WORK REQUIRED
Reproduce each line of the material exactly, minus any picture.

(Data excerpts)
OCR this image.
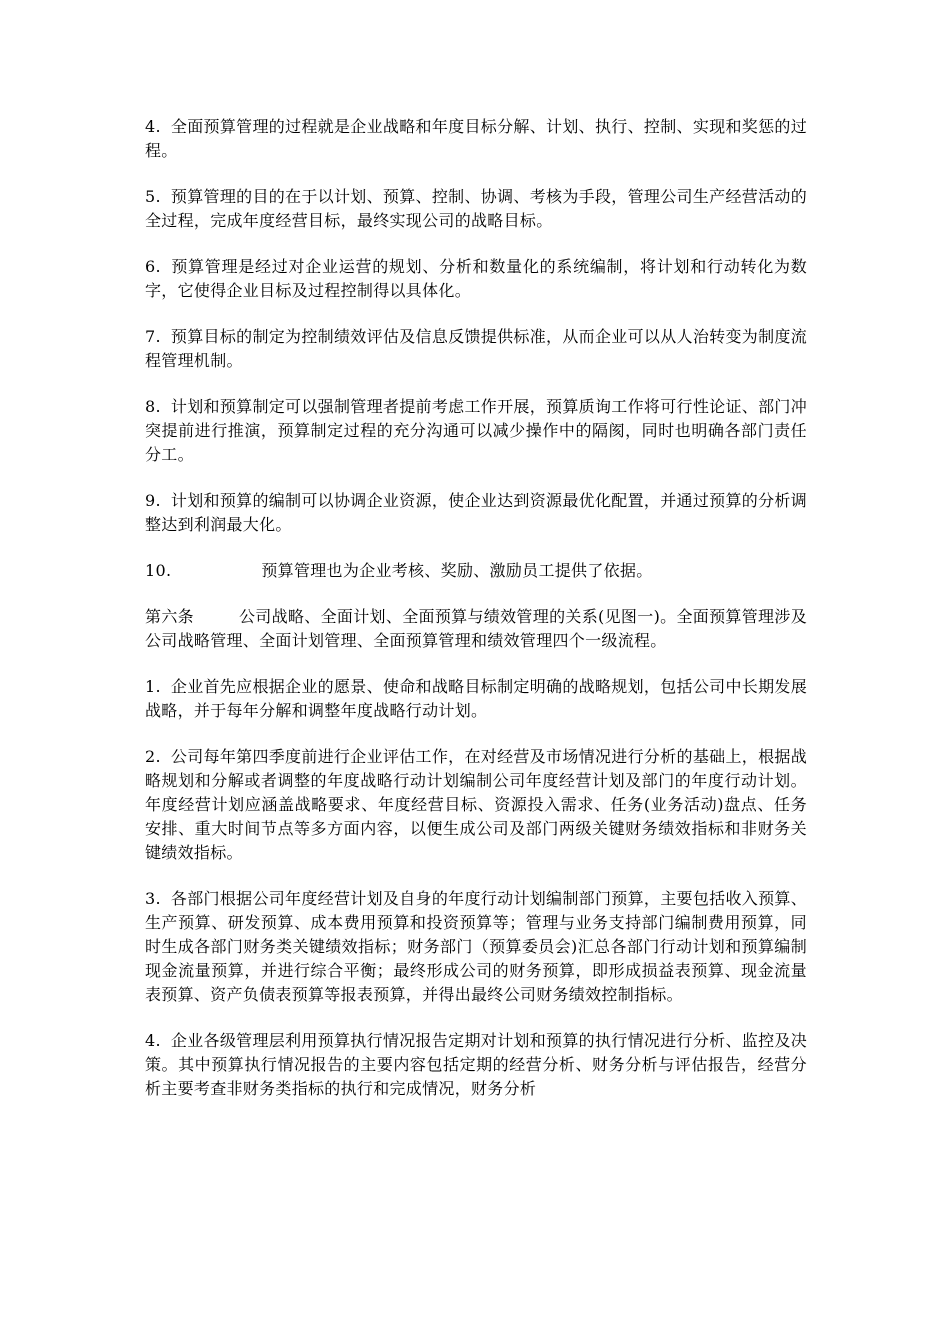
4. 全面预算管理的过程就是企业战略和年度目标分解、计划、执行、控制、实现和奖惩的过程。

5. 预算管理的目的在于以计划、预算、控制、协调、考核为手段，管理公司生产经营活动的全过程，完成年度经营目标，最终实现公司的战略目标。

6. 预算管理是经过对企业运营的规划、分析和数量化的系统编制，将计划和行动转化为数字，它使得企业目标及过程控制得以具体化。

7. 预算目标的制定为控制绩效评估及信息反馈提供标准，从而企业可以从人治转变为制度流程管理机制。

8. 计划和预算制定可以强制管理者提前考虑工作开展，预算质询工作将可行性论证、部门冲突提前进行推演，预算制定过程的充分沟通可以减少操作中的隔阂，同时也明确各部门责任分工。

9. 计划和预算的编制可以协调企业资源，使企业达到资源最优化配置，并通过预算的分析调整达到利润最大化。

10.	预算管理也为企业考核、奖励、激励员工提供了依据。

第六条	公司战略、全面计划、全面预算与绩效管理的关系(见图一)。全面预算管理涉及公司战略管理、全面计划管理、全面预算管理和绩效管理四个一级流程。

1. 企业首先应根据企业的愿景、使命和战略目标制定明确的战略规划，包括公司中长期发展战略，并于每年分解和调整年度战略行动计划。

2. 公司每年第四季度前进行企业评估工作，在对经营及市场情况进行分析的基础上，根据战略规划和分解或者调整的年度战略行动计划编制公司年度经营计划及部门的年度行动计划。年度经营计划应涵盖战略要求、年度经营目标、资源投入需求、任务(业务活动)盘点、任务安排、重大时间节点等多方面内容，以便生成公司及部门两级关键财务绩效指标和非财务关键绩效指标。

3. 各部门根据公司年度经营计划及自身的年度行动计划编制部门预算，主要包括收入预算、生产预算、研发预算、成本费用预算和投资预算等；管理与业务支持部门编制费用预算，同时生成各部门财务类关键绩效指标；财务部门（预算委员会)汇总各部门行动计划和预算编制现金流量预算，并进行综合平衡；最终形成公司的财务预算，即形成损益表预算、现金流量表预算、资产负债表预算等报表预算，并得出最终公司财务绩效控制指标。

4. 企业各级管理层利用预算执行情况报告定期对计划和预算的执行情况进行分析、监控及决策。其中预算执行情况报告的主要内容包括定期的经营分析、财务分析与评估报告，经营分析主要考查非财务类指标的执行和完成情况，财务分析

RESPONSE
OCR this image.
4. 全面预算管理的过程就是企业战略和年度目标分解、计划、执行、控制、实现和奖惩的过程。

5. 预算管理的目的在于以计划、预算、控制、协调、考核为手段，管理公司生产经营活动的全过程，完成年度经营目标，最终实现公司的战略目标。

6. 预算管理是经过对企业运营的规划、分析和数量化的系统编制，将计划和行动转化为数字，它使得企业目标及过程控制得以具体化。

7. 预算目标的制定为控制绩效评估及信息反馈提供标准，从而企业可以从人治转变为制度流程管理机制。

8. 计划和预算制定可以强制管理者提前考虑工作开展，预算质询工作将可行性论证、部门冲突提前进行推演，预算制定过程的充分沟通可以减少操作中的隔阂，同时也明确各部门责任分工。

9. 计划和预算的编制可以协调企业资源，使企业达到资源最优化配置，并通过预算的分析调整达到利润最大化。

10.	预算管理也为企业考核、奖励、激励员工提供了依据。

第六条	公司战略、全面计划、全面预算与绩效管理的关系(见图一)。全面预算管理涉及公司战略管理、全面计划管理、全面预算管理和绩效管理四个一级流程。

1. 企业首先应根据企业的愿景、使命和战略目标制定明确的战略规划，包括公司中长期发展战略，并于每年分解和调整年度战略行动计划。

2. 公司每年第四季度前进行企业评估工作，在对经营及市场情况进行分析的基础上，根据战略规划和分解或者调整的年度战略行动计划编制公司年度经营计划及部门的年度行动计划。年度经营计划应涵盖战略要求、年度经营目标、资源投入需求、任务(业务活动)盘点、任务安排、重大时间节点等多方面内容，以便生成公司及部门两级关键财务绩效指标和非财务关键绩效指标。

3. 各部门根据公司年度经营计划及自身的年度行动计划编制部门预算，主要包括收入预算、生产预算、研发预算、成本费用预算和投资预算等；管理与业务支持部门编制费用预算，同时生成各部门财务类关键绩效指标；财务部门（预算委员会)汇总各部门行动计划和预算编制现金流量预算，并进行综合平衡；最终形成公司的财务预算，即形成损益表预算、现金流量表预算、资产负债表预算等报表预算，并得出最终公司财务绩效控制指标。

4. 企业各级管理层利用预算执行情况报告定期对计划和预算的执行情况进行分析、监控及决策。其中预算执行情况报告的主要内容包括定期的经营分析、财务分析与评估报告，经营分析主要考查非财务类指标的执行和完成情况，财务分析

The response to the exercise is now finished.